* Task directions: Give an exact transcription of every line, dropping the images.

····················

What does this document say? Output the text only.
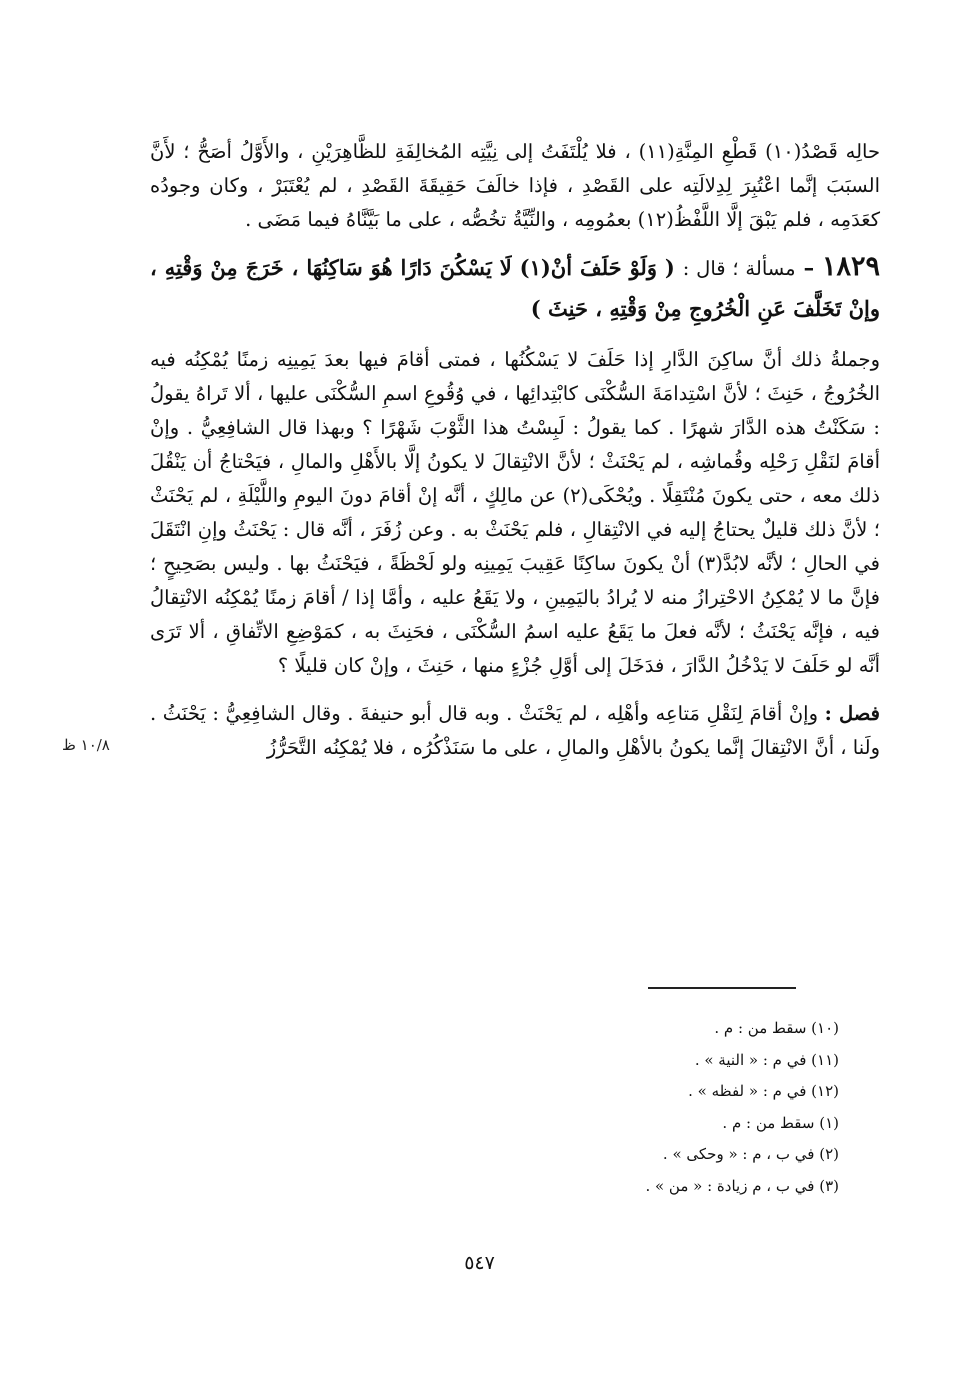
حالِه قَصْدُ(١٠) قَطْعِ المِنَّةِ(١١) ، فلا يُلْتَفَتُ إلى نِيَّتِه المُخالِفَةِ للظَّاهِرَيْنِ ، والأَوَّلُ أصَحُّ ؛ لأَنَّ السبَبَ إنَّما اعْتُبِرَ لِدِلالَتِه على القَصْدِ ، فإذا خالَفَ حَقِيقَةَ القَصْدِ ، لم يُعْتَبَرْ ، وكان وجودُه كعَدَمِه ، فلم يَبْقَ إلَّا اللَّفْظُ(١٢) بعمُومِه ، والنِّيَّةُ تخُصُّه ، على ما بَيَّنَّاهُ فيما مَضَى .

١٨٢٩ – مسألة ؛ قال : ( وَلَوْ حَلَفَ أنْ(١) لَا يَسْكُنَ دَارًا هُوَ سَاكِنُهَا ، خَرَجَ مِنْ وَقْتِهِ ، وإنْ تَخَلَّفَ عَنِ الْخُرُوجِ مِنْ وَقْتِهِ ، حَنِثَ )

وجملةُ ذلك أنَّ ساكِنَ الدَّارِ إذا حَلَفَ لا يَسْكُنُها ، فمتى أقامَ فيها بعدَ يَمِينِه زمنًا يُمْكِنُه فيه الخُرُوجُ ، حَنِثَ ؛ لأنَّ اسْتِدامَةَ السُّكْنَى كابْتِدائِها ، في وُقُوعِ اسمِ السُّكْنَى عليها ، ألا تَراهُ يقولُ : سَكَنْتُ هذه الدَّارَ شهرًا . كما يقولُ : لَبِسْتُ هذا الثَّوْبَ شَهْرًا ؟ وبهذا قال الشافِعِيُّ . وإنْ أقامَ لنَقْلِ رَحْلِه وقُماشِه ، لم يَحْنَثْ ؛ لأنَّ الانْتِقالَ لا يكونُ إلَّا بالأَهْلِ والمالِ ، فيَحْتاجُ أن يَنْقُلَ ذلك معه ، حتى يكونَ مُنْتَقِلًا . ويُحْكَى(٢) عن مالِكٍ ، أنَّه إنْ أقامَ دونَ اليومِ واللَّيْلَةِ ، لم يَحْنَثْ ؛ لأنَّ ذلك قليلٌ يحتاجُ إليه في الانْتِقالِ ، فلم يَحْنَثْ به . وعن زُفَرَ ، أنَّه قال : يَحْنَثُ وإنِ انْتَقَلَ في الحالِ ؛ لأنَّه لابُدَّ(٣) أنْ يكونَ ساكِنًا عَقِيبَ يَمِينِه ولو لَحْظَةً ، فيَحْنَثُ بها . وليس بصَحِيحٍ ؛ فإنَّ ما لا يُمْكِنُ الاحْتِرازُ منه لا يُرادُ باليَمِينِ ، ولا يَقَعُ عليه ، وأمَّا إذا / أقامَ زمنًا يُمْكِنُه الانْتِقالُ فيه ، فإنَّه يَحْنَثُ ؛ لأنَّه فعلَ ما يَقَعُ عليه اسمُ السُّكْنَى ، فحَنِثَ به ، كمَوْضِعِ الاتِّفاقِ ، ألا تَرَى أنَّه لو حَلَفَ لا يَدْخُلُ الدَّارَ ، فدَخَلَ إلى أوَّلِ جُزْءٍ منها ، حَنِثَ ، وإنْ كان قليلًا ؟

فصل : وإنْ أقامَ لِنَقْلِ مَتاعِه وأهْلِه ، لم يَحْنَثْ . وبه قال أبو حنيفةَ . وقال الشافِعِيُّ : يَحْنَثُ . ولَنا ، أنَّ الانْتِقالَ إنَّما يكونُ بالأهْلِ والمالِ ، على ما سَنَذْكُرُه ، فلا يُمْكِنُه التَّحَرُّزُ

١٠/٨ ظ
(١٠) سقط من : م .
(١١) في م : « النية » .
(١٢) في م : « لفظه » .
(١) سقط من : م .
(٢) في ب ، م : « وحكى » .
(٣) في ب ، م زيادة : « من » .
٥٤٧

····················

* Output below:
What does this document say? Output the text only.
حالِه قَصْدُ(١٠) قَطْعِ المِنَّةِ(١١) ، فلا يُلْتَفَتُ إلى نِيَّتِه المُخالِفَةِ للظَّاهِرَيْنِ ، والأَوَّلُ أصَحُّ ؛ لأَنَّ السبَبَ إنَّما اعْتُبِرَ لِدِلالَتِه على القَصْدِ ، فإذا خالَفَ حَقِيقَةَ القَصْدِ ، لم يُعْتَبَرْ ، وكان وجودُه كعَدَمِه ، فلم يَبْقَ إلَّا اللَّفْظُ(١٢) بعمُومِه ، والنِّيَّةُ تخُصُّه ، على ما بَيَّنَّاهُ فيما مَضَى .

١٨٢٩ – مسألة ؛ قال : ( وَلَوْ حَلَفَ أنْ(١) لَا يَسْكُنَ دَارًا هُوَ سَاكِنُهَا ، خَرَجَ مِنْ وَقْتِهِ ، وإنْ تَخَلَّفَ عَنِ الْخُرُوجِ مِنْ وَقْتِهِ ، حَنِثَ )

وجملةُ ذلك أنَّ ساكِنَ الدَّارِ إذا حَلَفَ لا يَسْكُنُها ، فمتى أقامَ فيها بعدَ يَمِينِه زمنًا يُمْكِنُه فيه الخُرُوجُ ، حَنِثَ ؛ لأنَّ اسْتِدامَةَ السُّكْنَى كابْتِدائِها ، في وُقُوعِ اسمِ السُّكْنَى عليها ، ألا تَراهُ يقولُ : سَكَنْتُ هذه الدَّارَ شهرًا . كما يقولُ : لَبِسْتُ هذا الثَّوْبَ شَهْرًا ؟ وبهذا قال الشافِعِيُّ . وإنْ أقامَ لنَقْلِ رَحْلِه وقُماشِه ، لم يَحْنَثْ ؛ لأنَّ الانْتِقالَ لا يكونُ إلَّا بالأَهْلِ والمالِ ، فيَحْتاجُ أن يَنْقُلَ ذلك معه ، حتى يكونَ مُنْتَقِلًا . ويُحْكَى(٢) عن مالِكٍ ، أنَّه إنْ أقامَ دونَ اليومِ واللَّيْلَةِ ، لم يَحْنَثْ ؛ لأنَّ ذلك قليلٌ يحتاجُ إليه في الانْتِقالِ ، فلم يَحْنَثْ به . وعن زُفَرَ ، أنَّه قال : يَحْنَثُ وإنِ انْتَقَلَ في الحالِ ؛ لأنَّه لابُدَّ(٣) أنْ يكونَ ساكِنًا عَقِيبَ يَمِينِه ولو لَحْظَةً ، فيَحْنَثُ بها . وليس بصَحِيحٍ ؛ فإنَّ ما لا يُمْكِنُ الاحْتِرازُ منه لا يُرادُ باليَمِينِ ، ولا يَقَعُ عليه ، وأمَّا إذا / أقامَ زمنًا يُمْكِنُه الانْتِقالُ فيه ، فإنَّه يَحْنَثُ ؛ لأنَّه فعلَ ما يَقَعُ عليه اسمُ السُّكْنَى ، فحَنِثَ به ، كمَوْضِعِ الاتِّفاقِ ، ألا تَرَى أنَّه لو حَلَفَ لا يَدْخُلُ الدَّارَ ، فدَخَلَ إلى أوَّلِ جُزْءٍ منها ، حَنِثَ ، وإنْ كان قليلًا ؟

فصل : وإنْ أقامَ لِنَقْلِ مَتاعِه وأهْلِه ، لم يَحْنَثْ . وبه قال أبو حنيفةَ . وقال الشافِعِيُّ : يَحْنَثُ . ولَنا ، أنَّ الانْتِقالَ إنَّما يكونُ بالأهْلِ والمالِ ، على ما سَنَذْكُرُه ، فلا يُمْكِنُه التَّحَرُّزُ

١٠/٨ ظ
(١٠) سقط من : م .
(١١) في م : « النية » .
(١٢) في م : « لفظه » .
(١) سقط من : م .
(٢) في ب ، م : « وحكى » .
(٣) في ب ، م زيادة : « من » .
٥٤٧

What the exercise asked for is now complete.